-- Begin --

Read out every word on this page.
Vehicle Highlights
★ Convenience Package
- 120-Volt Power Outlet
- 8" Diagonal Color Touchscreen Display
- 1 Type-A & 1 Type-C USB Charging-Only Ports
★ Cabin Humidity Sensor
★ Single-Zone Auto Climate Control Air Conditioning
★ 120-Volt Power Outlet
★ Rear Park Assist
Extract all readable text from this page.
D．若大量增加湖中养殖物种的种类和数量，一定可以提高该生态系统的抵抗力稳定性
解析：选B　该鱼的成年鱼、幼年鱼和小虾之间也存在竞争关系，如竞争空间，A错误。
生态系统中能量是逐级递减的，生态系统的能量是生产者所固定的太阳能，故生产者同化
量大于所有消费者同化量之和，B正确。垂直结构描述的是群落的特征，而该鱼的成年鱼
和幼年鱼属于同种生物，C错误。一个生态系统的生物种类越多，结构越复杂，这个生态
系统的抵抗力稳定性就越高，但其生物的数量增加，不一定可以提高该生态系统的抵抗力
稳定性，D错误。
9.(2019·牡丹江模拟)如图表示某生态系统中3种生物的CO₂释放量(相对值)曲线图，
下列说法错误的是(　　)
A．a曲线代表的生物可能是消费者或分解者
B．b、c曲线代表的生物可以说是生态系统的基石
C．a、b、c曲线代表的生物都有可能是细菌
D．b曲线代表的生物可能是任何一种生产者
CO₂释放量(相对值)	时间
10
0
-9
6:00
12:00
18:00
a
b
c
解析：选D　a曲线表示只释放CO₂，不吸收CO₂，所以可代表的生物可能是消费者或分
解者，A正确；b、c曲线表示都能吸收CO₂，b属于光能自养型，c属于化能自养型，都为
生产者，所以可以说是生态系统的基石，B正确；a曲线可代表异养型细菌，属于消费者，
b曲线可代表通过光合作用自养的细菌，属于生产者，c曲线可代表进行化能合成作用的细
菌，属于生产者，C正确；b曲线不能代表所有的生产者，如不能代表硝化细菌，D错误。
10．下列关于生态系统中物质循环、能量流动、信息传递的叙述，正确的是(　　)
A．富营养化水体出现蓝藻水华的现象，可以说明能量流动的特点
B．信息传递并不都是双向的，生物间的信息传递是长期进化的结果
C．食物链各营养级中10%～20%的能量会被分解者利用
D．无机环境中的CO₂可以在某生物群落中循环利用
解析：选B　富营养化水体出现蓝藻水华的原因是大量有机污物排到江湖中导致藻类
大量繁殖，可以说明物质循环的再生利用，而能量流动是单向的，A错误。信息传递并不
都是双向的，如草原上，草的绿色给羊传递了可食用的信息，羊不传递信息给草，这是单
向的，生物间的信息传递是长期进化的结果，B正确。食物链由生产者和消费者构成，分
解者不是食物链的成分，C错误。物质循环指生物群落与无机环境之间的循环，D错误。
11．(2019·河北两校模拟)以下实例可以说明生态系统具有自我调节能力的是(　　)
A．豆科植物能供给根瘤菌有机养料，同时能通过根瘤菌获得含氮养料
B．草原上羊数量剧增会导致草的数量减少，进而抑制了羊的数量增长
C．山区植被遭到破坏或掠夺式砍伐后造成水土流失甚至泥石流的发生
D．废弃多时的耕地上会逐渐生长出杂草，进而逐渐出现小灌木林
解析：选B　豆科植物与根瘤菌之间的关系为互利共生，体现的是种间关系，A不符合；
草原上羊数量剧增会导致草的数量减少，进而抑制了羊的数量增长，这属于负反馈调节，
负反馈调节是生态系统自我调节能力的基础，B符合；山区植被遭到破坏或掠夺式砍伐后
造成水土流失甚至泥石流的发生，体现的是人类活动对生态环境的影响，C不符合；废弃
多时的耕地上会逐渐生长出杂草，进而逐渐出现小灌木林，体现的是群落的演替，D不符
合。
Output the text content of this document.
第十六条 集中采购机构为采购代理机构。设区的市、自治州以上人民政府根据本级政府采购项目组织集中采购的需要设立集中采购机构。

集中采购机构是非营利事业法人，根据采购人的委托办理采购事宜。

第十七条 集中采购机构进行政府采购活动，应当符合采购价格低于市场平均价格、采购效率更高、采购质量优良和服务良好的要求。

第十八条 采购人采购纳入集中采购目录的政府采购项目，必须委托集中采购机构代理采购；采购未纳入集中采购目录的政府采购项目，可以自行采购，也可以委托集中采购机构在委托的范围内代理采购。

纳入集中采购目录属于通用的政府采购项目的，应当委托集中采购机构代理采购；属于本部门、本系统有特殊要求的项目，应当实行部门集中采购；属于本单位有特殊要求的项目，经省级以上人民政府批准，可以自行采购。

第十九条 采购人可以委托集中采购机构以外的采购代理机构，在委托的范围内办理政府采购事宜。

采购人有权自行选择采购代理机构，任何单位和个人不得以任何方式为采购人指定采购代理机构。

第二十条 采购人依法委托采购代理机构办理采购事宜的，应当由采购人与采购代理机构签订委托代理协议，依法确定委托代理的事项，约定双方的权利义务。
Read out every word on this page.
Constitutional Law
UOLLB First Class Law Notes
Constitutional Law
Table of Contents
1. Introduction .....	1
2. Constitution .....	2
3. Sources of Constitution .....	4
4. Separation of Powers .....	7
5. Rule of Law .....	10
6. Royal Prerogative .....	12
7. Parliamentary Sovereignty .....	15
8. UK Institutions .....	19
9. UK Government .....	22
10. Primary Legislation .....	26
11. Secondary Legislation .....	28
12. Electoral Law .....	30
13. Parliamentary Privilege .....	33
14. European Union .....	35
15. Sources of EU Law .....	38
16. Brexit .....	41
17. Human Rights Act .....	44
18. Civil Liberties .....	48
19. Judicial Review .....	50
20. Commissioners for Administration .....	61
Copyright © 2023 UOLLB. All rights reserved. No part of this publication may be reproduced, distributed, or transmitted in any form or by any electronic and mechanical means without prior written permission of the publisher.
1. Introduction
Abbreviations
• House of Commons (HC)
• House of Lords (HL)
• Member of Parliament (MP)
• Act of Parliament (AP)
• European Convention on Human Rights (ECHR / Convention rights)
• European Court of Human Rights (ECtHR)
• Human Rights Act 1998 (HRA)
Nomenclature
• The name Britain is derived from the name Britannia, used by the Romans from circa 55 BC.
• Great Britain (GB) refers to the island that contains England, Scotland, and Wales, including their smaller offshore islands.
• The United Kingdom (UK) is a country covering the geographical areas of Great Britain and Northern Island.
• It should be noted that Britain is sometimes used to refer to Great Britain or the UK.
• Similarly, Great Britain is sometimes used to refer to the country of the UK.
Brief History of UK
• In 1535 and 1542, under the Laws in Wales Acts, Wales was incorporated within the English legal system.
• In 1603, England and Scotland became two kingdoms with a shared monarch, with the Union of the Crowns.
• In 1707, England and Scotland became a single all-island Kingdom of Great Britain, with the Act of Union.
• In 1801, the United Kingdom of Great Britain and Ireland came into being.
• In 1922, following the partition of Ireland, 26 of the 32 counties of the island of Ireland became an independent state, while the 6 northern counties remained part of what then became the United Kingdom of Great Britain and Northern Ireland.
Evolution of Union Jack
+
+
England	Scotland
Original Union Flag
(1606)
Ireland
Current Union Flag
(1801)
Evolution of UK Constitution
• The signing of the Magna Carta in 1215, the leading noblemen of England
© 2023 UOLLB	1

-- End --

TO DO: Filter the records above for lines containing the word "that", and copy those lines.

TASK RESULT:
• Great Britain (GB) refers to the island that contains England, Scotland, and Wales, including their smaller offshore islands.
• It should be noted that Britain is sometimes used to refer to Great Britain or the UK.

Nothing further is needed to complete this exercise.